*To do*.
Lines that contain the string "Apple" are to be copied; leave out all others.

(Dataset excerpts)
::::
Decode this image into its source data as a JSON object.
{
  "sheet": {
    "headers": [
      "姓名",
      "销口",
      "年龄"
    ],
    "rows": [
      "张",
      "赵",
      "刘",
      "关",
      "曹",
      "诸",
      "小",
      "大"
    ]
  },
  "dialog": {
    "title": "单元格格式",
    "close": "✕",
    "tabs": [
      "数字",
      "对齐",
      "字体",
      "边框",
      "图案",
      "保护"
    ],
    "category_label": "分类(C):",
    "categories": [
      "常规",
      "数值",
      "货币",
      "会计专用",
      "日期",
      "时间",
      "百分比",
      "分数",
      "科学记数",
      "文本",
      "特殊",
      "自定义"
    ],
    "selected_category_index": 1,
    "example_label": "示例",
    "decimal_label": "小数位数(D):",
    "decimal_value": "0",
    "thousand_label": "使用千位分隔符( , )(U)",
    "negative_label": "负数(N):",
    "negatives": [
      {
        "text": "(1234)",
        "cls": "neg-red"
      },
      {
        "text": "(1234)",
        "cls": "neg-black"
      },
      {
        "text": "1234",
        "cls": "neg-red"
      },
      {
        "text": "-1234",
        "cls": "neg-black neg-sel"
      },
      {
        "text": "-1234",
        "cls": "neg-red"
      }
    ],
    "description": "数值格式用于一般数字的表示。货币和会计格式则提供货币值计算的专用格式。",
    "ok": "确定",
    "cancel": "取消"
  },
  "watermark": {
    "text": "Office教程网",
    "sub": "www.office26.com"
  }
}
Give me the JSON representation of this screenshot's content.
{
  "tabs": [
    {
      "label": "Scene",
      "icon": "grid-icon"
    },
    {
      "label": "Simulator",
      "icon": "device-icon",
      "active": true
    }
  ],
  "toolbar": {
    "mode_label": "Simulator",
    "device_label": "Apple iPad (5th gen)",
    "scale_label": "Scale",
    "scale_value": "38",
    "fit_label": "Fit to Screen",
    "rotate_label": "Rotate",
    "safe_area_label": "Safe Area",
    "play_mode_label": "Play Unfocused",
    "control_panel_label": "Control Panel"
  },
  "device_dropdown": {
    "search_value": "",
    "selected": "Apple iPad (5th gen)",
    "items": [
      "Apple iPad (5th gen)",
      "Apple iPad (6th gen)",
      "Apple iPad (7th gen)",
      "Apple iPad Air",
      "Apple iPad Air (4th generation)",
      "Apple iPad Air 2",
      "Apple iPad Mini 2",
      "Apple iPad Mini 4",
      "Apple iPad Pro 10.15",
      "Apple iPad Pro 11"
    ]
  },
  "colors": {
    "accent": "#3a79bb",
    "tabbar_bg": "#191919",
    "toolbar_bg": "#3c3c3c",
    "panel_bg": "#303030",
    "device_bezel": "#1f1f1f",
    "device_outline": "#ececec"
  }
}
::::
*Task output*.
    "device_label": "Apple iPad (5th gen)",
    "selected": "Apple iPad (5th gen)",
      "Apple iPad (5th gen)",
      "Apple iPad (6th gen)",
      "Apple iPad (7th gen)",
      "Apple iPad Air",
      "Apple iPad Air (4th generation)",
      "Apple iPad Air 2",
      "Apple iPad Mini 2",
      "Apple iPad Mini 4",
      "Apple iPad Pro 10.15",
      "Apple iPad Pro 11"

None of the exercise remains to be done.